EXTRACTED DATA:
+ + + + + + +

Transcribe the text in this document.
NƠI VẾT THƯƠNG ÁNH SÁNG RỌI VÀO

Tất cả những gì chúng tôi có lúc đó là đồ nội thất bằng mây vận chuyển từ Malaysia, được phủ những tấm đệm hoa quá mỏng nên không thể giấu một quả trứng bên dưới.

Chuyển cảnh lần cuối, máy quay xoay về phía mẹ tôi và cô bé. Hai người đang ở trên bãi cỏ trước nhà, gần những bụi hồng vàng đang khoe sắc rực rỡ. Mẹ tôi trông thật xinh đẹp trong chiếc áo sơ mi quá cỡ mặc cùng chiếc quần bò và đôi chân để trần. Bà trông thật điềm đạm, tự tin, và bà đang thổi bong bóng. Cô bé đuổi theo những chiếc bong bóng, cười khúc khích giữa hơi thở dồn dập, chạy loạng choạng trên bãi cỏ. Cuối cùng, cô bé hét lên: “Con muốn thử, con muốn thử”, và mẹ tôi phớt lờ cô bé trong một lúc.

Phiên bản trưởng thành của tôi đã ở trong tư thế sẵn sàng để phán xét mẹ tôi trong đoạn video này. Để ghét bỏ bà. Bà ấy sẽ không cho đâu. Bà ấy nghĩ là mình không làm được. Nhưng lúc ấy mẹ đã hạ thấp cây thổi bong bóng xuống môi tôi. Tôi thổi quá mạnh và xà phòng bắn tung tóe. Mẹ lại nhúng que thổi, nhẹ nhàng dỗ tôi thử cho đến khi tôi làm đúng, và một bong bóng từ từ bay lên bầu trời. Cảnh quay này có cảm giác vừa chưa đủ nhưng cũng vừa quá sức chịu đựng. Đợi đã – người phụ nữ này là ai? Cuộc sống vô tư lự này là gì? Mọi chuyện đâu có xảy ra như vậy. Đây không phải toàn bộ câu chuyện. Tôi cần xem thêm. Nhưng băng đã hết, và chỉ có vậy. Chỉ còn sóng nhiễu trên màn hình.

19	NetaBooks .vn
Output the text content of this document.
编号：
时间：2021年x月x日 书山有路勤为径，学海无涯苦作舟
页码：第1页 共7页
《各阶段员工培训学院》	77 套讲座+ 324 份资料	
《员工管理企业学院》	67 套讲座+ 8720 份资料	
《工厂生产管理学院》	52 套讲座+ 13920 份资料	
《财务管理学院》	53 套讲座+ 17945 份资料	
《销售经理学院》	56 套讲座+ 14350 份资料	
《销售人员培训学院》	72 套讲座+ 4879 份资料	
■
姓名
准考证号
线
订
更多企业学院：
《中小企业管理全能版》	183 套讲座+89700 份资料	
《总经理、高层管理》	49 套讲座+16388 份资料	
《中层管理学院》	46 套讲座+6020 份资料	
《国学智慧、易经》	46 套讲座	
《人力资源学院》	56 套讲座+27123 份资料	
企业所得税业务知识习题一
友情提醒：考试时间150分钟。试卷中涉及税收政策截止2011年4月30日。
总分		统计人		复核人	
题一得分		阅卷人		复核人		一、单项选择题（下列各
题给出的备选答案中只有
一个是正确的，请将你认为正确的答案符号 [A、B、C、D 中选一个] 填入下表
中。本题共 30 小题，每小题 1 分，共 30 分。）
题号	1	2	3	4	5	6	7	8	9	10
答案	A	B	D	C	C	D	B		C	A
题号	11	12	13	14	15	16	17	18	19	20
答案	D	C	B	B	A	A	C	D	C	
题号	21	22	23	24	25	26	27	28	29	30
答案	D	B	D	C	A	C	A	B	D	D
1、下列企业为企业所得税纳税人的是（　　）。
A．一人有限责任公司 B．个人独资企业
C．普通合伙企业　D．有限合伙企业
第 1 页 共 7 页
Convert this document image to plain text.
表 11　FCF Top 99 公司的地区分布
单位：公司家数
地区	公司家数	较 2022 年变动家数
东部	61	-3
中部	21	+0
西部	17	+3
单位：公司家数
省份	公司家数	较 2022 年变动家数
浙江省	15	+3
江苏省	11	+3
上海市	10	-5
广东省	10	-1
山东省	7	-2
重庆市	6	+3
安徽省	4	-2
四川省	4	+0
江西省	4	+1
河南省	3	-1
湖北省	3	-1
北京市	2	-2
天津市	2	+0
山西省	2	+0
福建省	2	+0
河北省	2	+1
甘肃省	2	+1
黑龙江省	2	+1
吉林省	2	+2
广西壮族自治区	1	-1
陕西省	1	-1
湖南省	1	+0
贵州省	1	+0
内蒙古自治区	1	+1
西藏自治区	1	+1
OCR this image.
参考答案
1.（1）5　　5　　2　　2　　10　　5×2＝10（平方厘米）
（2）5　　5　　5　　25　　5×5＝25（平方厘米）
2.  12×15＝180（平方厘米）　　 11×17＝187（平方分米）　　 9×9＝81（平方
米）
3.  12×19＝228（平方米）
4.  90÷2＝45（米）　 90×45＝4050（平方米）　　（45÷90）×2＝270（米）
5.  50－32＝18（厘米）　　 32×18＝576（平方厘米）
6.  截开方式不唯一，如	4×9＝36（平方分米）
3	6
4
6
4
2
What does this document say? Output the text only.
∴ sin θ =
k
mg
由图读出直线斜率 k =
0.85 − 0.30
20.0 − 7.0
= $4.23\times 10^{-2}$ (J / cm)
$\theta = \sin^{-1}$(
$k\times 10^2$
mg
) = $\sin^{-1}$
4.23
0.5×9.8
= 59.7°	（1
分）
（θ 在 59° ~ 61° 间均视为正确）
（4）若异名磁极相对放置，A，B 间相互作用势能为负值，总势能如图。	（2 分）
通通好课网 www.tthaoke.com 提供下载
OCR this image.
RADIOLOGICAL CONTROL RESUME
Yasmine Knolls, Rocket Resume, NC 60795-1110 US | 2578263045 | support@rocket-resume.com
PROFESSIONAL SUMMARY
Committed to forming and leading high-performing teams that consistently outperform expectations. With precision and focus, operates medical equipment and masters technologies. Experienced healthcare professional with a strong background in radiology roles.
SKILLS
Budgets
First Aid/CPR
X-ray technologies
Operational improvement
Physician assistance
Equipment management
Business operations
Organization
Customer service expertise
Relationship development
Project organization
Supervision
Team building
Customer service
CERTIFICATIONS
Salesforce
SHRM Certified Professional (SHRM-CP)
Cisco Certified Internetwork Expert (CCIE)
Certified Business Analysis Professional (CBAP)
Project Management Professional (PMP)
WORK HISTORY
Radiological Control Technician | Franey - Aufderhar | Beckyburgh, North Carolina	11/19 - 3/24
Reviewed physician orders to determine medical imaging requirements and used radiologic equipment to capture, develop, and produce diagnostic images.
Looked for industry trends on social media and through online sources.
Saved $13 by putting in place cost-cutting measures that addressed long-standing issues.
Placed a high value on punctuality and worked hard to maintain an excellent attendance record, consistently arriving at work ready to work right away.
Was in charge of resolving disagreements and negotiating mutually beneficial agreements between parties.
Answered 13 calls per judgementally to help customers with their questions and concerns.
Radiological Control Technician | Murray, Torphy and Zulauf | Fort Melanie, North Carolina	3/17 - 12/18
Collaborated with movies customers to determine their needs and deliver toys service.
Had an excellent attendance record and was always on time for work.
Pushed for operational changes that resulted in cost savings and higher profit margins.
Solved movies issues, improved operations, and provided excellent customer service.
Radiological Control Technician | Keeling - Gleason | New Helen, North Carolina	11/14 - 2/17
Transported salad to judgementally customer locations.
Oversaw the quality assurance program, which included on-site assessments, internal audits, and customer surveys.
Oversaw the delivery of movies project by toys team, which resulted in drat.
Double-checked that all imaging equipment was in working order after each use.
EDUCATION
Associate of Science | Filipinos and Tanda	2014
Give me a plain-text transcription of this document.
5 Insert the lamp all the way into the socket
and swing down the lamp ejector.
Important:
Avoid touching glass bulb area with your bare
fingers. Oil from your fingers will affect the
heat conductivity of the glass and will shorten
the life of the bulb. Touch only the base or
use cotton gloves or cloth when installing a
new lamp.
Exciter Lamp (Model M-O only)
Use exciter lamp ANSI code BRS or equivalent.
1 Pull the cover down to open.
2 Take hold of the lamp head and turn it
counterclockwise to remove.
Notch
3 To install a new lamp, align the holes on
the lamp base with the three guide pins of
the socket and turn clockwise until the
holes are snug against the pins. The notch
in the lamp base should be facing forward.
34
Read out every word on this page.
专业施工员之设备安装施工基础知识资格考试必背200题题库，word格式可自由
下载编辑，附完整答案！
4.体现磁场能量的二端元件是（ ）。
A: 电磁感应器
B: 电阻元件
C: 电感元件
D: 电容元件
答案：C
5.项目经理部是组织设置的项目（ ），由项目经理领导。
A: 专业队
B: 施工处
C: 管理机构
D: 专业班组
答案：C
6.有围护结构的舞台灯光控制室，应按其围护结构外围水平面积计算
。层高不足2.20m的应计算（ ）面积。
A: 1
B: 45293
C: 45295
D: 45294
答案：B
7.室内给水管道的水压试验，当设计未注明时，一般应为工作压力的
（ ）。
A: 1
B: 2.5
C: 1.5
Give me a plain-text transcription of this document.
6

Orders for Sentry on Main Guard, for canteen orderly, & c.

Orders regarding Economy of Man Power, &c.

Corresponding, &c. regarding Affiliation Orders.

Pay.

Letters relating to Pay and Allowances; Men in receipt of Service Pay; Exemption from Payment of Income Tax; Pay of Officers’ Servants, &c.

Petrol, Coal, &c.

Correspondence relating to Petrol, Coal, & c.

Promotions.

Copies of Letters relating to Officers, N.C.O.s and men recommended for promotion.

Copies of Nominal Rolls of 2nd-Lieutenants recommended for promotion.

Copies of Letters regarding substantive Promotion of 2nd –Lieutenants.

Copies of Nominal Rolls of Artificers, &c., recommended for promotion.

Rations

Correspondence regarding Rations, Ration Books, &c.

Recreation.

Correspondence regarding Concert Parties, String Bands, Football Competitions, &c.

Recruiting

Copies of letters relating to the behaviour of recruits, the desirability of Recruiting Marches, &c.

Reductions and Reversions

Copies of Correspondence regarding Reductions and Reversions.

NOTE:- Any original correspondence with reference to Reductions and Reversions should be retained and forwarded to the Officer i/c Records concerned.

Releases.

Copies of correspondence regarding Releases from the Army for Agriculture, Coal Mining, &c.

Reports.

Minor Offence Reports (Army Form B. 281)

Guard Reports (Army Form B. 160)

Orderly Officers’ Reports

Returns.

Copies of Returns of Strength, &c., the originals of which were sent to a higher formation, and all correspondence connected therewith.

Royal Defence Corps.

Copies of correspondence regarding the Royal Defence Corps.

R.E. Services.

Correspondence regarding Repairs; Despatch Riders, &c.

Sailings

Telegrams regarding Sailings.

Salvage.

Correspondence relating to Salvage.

+ + + + + + +

YOUR INSTRUCTIONS:
Copy out every line in the entries above that holds "Guard".

FINAL RESULT:
Orders for Sentry on Main Guard, for canteen orderly, & c.
Guard Reports (Army Form B. 160)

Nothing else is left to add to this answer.